Search the records for the word "占全球能源消费总量的" and report each line that has it.

■ **Data to use**

######

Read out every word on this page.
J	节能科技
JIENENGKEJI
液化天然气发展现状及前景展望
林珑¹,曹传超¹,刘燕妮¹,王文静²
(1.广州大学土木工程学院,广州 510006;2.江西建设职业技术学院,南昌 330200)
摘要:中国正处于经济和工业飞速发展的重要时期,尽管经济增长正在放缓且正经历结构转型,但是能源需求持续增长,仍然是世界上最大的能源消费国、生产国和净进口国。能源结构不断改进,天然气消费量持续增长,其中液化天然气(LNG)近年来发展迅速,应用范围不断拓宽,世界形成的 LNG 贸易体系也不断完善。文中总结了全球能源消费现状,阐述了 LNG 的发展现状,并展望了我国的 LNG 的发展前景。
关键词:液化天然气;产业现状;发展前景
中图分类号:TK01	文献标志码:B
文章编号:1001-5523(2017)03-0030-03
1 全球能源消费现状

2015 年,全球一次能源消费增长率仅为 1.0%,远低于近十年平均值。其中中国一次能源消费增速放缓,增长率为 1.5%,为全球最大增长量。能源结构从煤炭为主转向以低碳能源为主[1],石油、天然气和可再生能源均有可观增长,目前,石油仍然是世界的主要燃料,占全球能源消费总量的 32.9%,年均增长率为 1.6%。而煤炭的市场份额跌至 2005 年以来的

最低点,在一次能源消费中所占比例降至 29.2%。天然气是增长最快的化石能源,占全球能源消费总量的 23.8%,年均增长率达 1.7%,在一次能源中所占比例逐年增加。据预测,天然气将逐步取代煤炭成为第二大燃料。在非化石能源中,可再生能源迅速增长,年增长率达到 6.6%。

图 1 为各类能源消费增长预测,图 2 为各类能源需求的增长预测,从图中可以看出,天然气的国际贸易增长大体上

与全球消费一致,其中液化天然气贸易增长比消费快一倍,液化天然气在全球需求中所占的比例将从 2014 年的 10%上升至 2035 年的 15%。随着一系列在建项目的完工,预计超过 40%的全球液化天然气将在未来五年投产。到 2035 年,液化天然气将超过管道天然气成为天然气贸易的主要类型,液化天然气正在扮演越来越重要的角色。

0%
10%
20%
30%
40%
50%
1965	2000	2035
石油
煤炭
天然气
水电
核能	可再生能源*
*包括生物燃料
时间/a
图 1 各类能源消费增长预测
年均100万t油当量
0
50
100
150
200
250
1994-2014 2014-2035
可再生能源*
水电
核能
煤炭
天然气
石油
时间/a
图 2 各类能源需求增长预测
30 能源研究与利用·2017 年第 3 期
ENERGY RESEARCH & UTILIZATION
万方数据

######

■ **The answer**
2015 年,全球一次能源消费增长率仅为 1.0%,远低于近十年平均值。其中中国一次能源消费增速放缓,增长率为 1.5%,为全球最大增长量。能源结构从煤炭为主转向以低碳能源为主[1],石油、天然气和可再生能源均有可观增长,目前,石油仍然是世界的主要燃料,占全球能源消费总量的 32.9%,年均增长率为 1.6%。而煤炭的市场份额跌至 2005 年以来的
最低点,在一次能源消费中所占比例降至 29.2%。天然气是增长最快的化石能源,占全球能源消费总量的 23.8%,年均增长率达 1.7%,在一次能源中所占比例逐年增加。据预测,天然气将逐步取代煤炭成为第二大燃料。在非化石能源中,可再生能源迅速增长,年增长率达到 6.6%。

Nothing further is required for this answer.